[Task statement]: Please give an exact transcription of the records shown below.

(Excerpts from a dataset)
———
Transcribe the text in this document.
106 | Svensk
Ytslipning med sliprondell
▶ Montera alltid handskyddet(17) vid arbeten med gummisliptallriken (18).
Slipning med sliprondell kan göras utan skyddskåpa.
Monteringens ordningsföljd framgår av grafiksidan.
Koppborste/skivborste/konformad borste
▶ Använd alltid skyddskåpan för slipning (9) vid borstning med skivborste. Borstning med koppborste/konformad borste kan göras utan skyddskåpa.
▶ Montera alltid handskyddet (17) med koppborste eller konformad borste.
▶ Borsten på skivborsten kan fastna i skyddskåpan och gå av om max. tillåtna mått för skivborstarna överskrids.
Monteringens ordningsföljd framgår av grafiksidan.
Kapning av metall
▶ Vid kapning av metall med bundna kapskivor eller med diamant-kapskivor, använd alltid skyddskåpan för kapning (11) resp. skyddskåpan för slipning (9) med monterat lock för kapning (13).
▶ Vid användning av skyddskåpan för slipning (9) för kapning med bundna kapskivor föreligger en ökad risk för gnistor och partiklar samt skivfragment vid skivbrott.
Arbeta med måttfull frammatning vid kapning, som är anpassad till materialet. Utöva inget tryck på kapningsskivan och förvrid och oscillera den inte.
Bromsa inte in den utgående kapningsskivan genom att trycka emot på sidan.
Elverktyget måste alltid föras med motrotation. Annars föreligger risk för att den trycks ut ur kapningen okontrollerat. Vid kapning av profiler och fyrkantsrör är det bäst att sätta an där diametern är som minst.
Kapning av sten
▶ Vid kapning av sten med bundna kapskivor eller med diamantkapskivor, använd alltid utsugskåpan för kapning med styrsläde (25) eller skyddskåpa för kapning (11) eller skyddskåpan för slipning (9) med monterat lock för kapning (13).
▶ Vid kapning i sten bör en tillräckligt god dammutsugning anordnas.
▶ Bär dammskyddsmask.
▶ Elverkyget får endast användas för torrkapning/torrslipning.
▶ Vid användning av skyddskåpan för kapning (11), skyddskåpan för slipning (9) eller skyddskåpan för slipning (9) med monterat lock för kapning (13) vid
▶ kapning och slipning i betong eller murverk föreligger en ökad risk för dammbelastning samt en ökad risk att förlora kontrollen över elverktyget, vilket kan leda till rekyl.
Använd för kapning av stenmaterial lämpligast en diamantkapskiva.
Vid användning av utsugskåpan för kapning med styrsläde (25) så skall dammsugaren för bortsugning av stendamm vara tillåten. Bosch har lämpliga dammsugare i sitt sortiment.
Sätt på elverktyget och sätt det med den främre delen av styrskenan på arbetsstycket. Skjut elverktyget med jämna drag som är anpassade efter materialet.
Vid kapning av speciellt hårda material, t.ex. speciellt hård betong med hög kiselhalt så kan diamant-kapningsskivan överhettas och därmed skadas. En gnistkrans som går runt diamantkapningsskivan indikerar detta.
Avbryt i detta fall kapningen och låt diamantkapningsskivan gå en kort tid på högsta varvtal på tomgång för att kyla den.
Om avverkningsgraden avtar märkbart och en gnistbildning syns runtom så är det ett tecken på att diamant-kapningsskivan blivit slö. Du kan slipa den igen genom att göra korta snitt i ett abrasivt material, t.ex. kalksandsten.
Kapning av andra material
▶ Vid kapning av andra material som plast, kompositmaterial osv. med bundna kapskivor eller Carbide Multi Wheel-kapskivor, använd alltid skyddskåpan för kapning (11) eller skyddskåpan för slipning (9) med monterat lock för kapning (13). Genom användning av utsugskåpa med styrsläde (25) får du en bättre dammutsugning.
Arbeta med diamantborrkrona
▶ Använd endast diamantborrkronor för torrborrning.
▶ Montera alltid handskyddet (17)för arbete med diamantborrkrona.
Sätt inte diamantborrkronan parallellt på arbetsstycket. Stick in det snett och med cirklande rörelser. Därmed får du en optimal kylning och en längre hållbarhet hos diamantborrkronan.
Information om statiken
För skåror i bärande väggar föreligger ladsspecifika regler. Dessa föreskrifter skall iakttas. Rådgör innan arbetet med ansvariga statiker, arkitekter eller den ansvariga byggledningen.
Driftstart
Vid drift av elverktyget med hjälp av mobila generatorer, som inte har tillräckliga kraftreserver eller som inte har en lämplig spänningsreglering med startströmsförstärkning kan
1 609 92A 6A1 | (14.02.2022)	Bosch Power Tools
———
[Expected answer]:
Transcribe the text in this document.
106 | Svensk
Ytslipning med sliprondell
▶ Montera alltid handskyddet(17) vid arbeten med gummisliptallriken (18).
Slipning med sliprondell kan göras utan skyddskåpa.
Monteringens ordningsföljd framgår av grafiksidan.
Koppborste/skivborste/konformad borste
▶ Använd alltid skyddskåpan för slipning (9) vid borstning med skivborste. Borstning med koppborste/konformad borste kan göras utan skyddskåpa.
▶ Montera alltid handskyddet (17) med koppborste eller konformad borste.
▶ Borsten på skivborsten kan fastna i skyddskåpan och gå av om max. tillåtna mått för skivborstarna överskrids.
Monteringens ordningsföljd framgår av grafiksidan.
Kapning av metall
▶ Vid kapning av metall med bundna kapskivor eller med diamant-kapskivor, använd alltid skyddskåpan för kapning (11) resp. skyddskåpan för slipning (9) med monterat lock för kapning (13).
▶ Vid användning av skyddskåpan för slipning (9) för kapning med bundna kapskivor föreligger en ökad risk för gnistor och partiklar samt skivfragment vid skivbrott.
Arbeta med måttfull frammatning vid kapning, som är anpassad till materialet. Utöva inget tryck på kapningsskivan och förvrid och oscillera den inte.
Bromsa inte in den utgående kapningsskivan genom att trycka emot på sidan.
Elverktyget måste alltid föras med motrotation. Annars föreligger risk för att den trycks ut ur kapningen okontrollerat. Vid kapning av profiler och fyrkantsrör är det bäst att sätta an där diametern är som minst.
Kapning av sten
▶ Vid kapning av sten med bundna kapskivor eller med diamantkapskivor, använd alltid utsugskåpan för kapning med styrsläde (25) eller skyddskåpa för kapning (11) eller skyddskåpan för slipning (9) med monterat lock för kapning (13).
▶ Vid kapning i sten bör en tillräckligt god dammutsugning anordnas.
▶ Bär dammskyddsmask.
▶ Elverkyget får endast användas för torrkapning/torrslipning.
▶ Vid användning av skyddskåpan för kapning (11), skyddskåpan för slipning (9) eller skyddskåpan för slipning (9) med monterat lock för kapning (13) vid
▶ kapning och slipning i betong eller murverk föreligger en ökad risk för dammbelastning samt en ökad risk att förlora kontrollen över elverktyget, vilket kan leda till rekyl.
Använd för kapning av stenmaterial lämpligast en diamantkapskiva.
Vid användning av utsugskåpan för kapning med styrsläde (25) så skall dammsugaren för bortsugning av stendamm vara tillåten. Bosch har lämpliga dammsugare i sitt sortiment.
Sätt på elverktyget och sätt det med den främre delen av styrskenan på arbetsstycket. Skjut elverktyget med jämna drag som är anpassade efter materialet.
Vid kapning av speciellt hårda material, t.ex. speciellt hård betong med hög kiselhalt så kan diamant-kapningsskivan överhettas och därmed skadas. En gnistkrans som går runt diamantkapningsskivan indikerar detta.
Avbryt i detta fall kapningen och låt diamantkapningsskivan gå en kort tid på högsta varvtal på tomgång för att kyla den.
Om avverkningsgraden avtar märkbart och en gnistbildning syns runtom så är det ett tecken på att diamant-kapningsskivan blivit slö. Du kan slipa den igen genom att göra korta snitt i ett abrasivt material, t.ex. kalksandsten.
Kapning av andra material
▶ Vid kapning av andra material som plast, kompositmaterial osv. med bundna kapskivor eller Carbide Multi Wheel-kapskivor, använd alltid skyddskåpan för kapning (11) eller skyddskåpan för slipning (9) med monterat lock för kapning (13). Genom användning av utsugskåpa med styrsläde (25) får du en bättre dammutsugning.
Arbeta med diamantborrkrona
▶ Använd endast diamantborrkronor för torrborrning.
▶ Montera alltid handskyddet (17)för arbete med diamantborrkrona.
Sätt inte diamantborrkronan parallellt på arbetsstycket. Stick in det snett och med cirklande rörelser. Därmed får du en optimal kylning och en längre hållbarhet hos diamantborrkronan.
Information om statiken
För skåror i bärande väggar föreligger ladsspecifika regler. Dessa föreskrifter skall iakttas. Rådgör innan arbetet med ansvariga statiker, arkitekter eller den ansvariga byggledningen.
Driftstart
Vid drift av elverktyget med hjälp av mobila generatorer, som inte har tillräckliga kraftreserver eller som inte har en lämplig spänningsreglering med startströmsförstärkning kan
1 609 92A 6A1 | (14.02.2022)	Bosch Power Tools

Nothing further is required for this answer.